Each line that includes "JSON" counts once; give the total and nothing besides.

Recorded data:
************
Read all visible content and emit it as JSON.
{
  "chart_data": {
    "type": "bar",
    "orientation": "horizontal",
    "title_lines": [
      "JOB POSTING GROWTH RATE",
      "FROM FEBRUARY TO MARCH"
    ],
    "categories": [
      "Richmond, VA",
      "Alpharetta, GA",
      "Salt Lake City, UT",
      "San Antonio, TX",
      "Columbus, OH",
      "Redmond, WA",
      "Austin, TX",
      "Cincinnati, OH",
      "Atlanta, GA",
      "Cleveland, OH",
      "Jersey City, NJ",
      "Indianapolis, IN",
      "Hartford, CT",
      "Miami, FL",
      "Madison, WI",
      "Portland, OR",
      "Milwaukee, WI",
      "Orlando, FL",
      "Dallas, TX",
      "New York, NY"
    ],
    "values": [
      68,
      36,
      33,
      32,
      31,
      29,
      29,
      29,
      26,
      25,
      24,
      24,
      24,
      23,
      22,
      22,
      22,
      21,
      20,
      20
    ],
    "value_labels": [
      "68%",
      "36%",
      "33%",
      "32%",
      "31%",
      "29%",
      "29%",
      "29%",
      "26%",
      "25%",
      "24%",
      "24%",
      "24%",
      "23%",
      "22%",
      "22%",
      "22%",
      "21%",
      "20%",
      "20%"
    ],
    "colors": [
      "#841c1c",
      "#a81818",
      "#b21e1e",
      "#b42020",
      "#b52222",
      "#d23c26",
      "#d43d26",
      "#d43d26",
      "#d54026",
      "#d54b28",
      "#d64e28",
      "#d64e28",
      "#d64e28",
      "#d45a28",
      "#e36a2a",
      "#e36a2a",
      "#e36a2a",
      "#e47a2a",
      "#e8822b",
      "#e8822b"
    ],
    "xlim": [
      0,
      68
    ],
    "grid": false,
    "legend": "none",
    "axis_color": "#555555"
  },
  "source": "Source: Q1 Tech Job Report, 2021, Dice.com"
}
************
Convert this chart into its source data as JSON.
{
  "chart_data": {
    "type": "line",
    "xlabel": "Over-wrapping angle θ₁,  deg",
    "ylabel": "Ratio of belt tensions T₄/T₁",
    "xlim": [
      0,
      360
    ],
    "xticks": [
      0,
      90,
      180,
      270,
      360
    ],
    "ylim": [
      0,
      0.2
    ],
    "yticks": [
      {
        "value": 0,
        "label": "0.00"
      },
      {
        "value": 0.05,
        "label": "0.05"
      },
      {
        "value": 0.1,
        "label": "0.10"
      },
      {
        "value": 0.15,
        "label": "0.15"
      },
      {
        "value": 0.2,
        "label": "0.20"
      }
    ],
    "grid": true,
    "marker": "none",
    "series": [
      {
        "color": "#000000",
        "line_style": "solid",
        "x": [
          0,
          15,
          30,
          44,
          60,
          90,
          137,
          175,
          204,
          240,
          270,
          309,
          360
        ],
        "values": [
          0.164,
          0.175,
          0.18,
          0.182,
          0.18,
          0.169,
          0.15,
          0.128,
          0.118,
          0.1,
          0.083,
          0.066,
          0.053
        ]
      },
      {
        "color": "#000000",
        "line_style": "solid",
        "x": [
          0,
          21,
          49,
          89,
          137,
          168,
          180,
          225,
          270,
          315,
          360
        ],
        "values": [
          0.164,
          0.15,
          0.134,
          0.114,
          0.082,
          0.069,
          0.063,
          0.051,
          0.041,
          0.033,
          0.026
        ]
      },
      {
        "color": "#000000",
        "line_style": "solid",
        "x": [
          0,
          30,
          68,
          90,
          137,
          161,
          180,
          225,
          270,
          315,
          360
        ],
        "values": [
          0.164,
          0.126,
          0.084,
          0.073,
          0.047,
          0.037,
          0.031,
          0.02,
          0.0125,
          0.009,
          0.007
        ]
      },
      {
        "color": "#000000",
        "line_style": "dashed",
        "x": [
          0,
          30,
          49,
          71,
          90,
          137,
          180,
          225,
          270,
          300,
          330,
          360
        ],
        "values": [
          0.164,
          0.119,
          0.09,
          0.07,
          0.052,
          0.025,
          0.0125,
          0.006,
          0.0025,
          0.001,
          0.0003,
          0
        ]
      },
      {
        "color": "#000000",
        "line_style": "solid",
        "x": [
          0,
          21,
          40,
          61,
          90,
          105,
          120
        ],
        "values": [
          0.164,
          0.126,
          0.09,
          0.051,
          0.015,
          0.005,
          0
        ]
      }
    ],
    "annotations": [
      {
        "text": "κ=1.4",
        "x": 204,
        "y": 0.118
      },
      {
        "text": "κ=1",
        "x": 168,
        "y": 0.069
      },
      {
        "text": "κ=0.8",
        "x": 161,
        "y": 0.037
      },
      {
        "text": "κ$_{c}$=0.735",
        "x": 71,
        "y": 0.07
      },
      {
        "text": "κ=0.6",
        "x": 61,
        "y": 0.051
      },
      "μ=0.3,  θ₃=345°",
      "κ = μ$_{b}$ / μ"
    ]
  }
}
************
Written answer: 2